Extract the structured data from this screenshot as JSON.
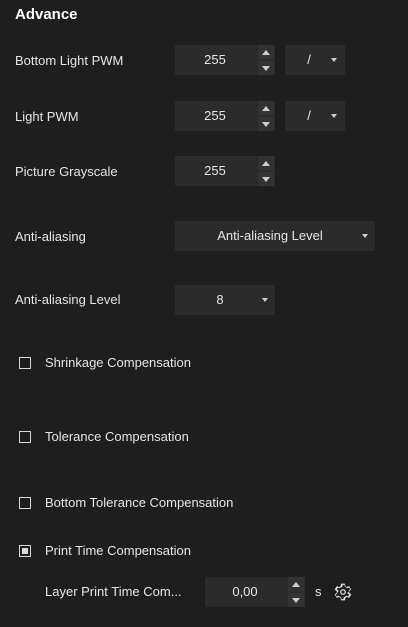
{
  "section_title": "Advance",
  "bottom_light_pwm": {
    "label": "Bottom Light PWM",
    "value": "255",
    "dropdown_value": "/"
  },
  "light_pwm": {
    "label": "Light PWM",
    "value": "255",
    "dropdown_value": "/"
  },
  "picture_grayscale": {
    "label": "Picture Grayscale",
    "value": "255"
  },
  "anti_aliasing": {
    "label": "Anti-aliasing",
    "dropdown_value": "Anti-aliasing Level"
  },
  "anti_aliasing_level": {
    "label": "Anti-aliasing Level",
    "dropdown_value": "8"
  },
  "checkboxes": [
    {
      "label": "Shrinkage Compensation",
      "checked": false
    },
    {
      "label": "Tolerance Compensation",
      "checked": false
    },
    {
      "label": "Bottom Tolerance Compensation",
      "checked": false
    },
    {
      "label": "Print Time Compensation",
      "checked": true
    }
  ],
  "layer_print_time": {
    "label": "Layer Print Time Com...",
    "value": "0,00",
    "unit": "s",
    "settings_icon": "gear-icon"
  },
  "colors": {
    "background": "#1e1e1e",
    "field_background": "#2b2b2b",
    "text": "#e6e6e6"
  }
}
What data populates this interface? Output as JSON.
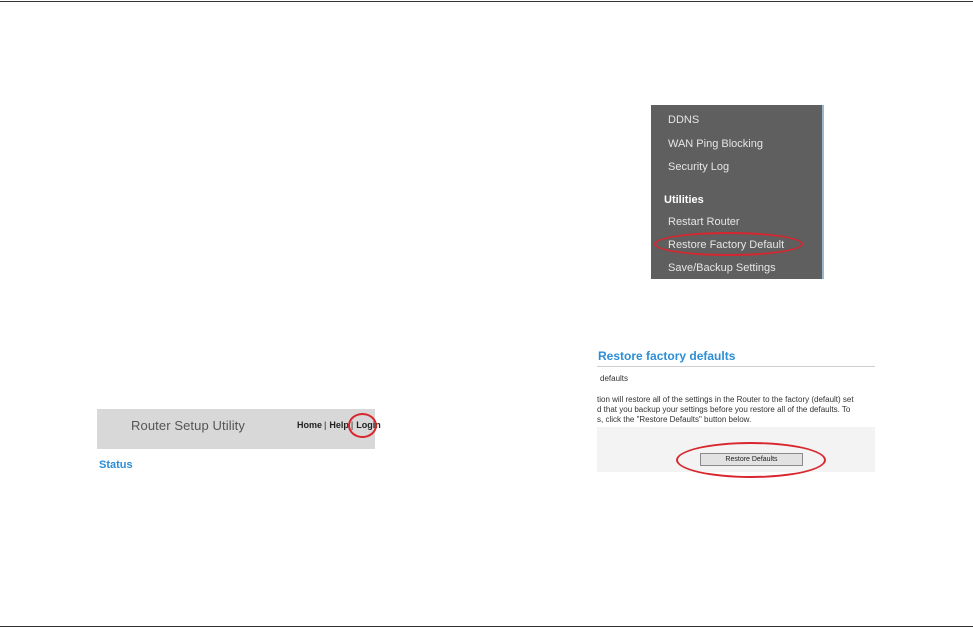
{
  "router_header": {
    "title": "Router Setup Utility",
    "nav": [
      {
        "label": "Home",
        "sep": "|"
      },
      {
        "label": "Help",
        "sep": "|"
      },
      {
        "label": "Login",
        "sep": ""
      }
    ],
    "status_heading": "Status"
  },
  "sidebar_menu": {
    "items_top": [
      "DDNS",
      "WAN Ping Blocking",
      "Security Log"
    ],
    "section_title": "Utilities",
    "items_utilities": [
      "Restart Router",
      "Restore Factory Default",
      "Save/Backup Settings"
    ]
  },
  "restore_page": {
    "title": "Restore factory defaults",
    "subtitle": "defaults",
    "description_lines": [
      "tion will restore all of the settings in the Router to the factory (default) set",
      "d that you backup your settings before you restore all of the defaults. To",
      "s, click the \"Restore Defaults\" button below."
    ],
    "button_label": "Restore Defaults"
  },
  "highlight": {
    "color": "#d8262e"
  }
}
______________________________
◆ REQUIREMENTS
Retype verbatim only the lines beginning with the line that contains "What data populates" and ending with the last line of the listing above; pictures are to be excluded.

◆ RESULT
What data populates this interface? Output as JSON.
{
  "router_header": {
    "title": "Router Setup Utility",
    "nav": [
      {
        "label": "Home",
        "sep": "|"
      },
      {
        "label": "Help",
        "sep": "|"
      },
      {
        "label": "Login",
        "sep": ""
      }
    ],
    "status_heading": "Status"
  },
  "sidebar_menu": {
    "items_top": [
      "DDNS",
      "WAN Ping Blocking",
      "Security Log"
    ],
    "section_title": "Utilities",
    "items_utilities": [
      "Restart Router",
      "Restore Factory Default",
      "Save/Backup Settings"
    ]
  },
  "restore_page": {
    "title": "Restore factory defaults",
    "subtitle": "defaults",
    "description_lines": [
      "tion will restore all of the settings in the Router to the factory (default) set",
      "d that you backup your settings before you restore all of the defaults. To",
      "s, click the \"Restore Defaults\" button below."
    ],
    "button_label": "Restore Defaults"
  },
  "highlight": {
    "color": "#d8262e"
  }
}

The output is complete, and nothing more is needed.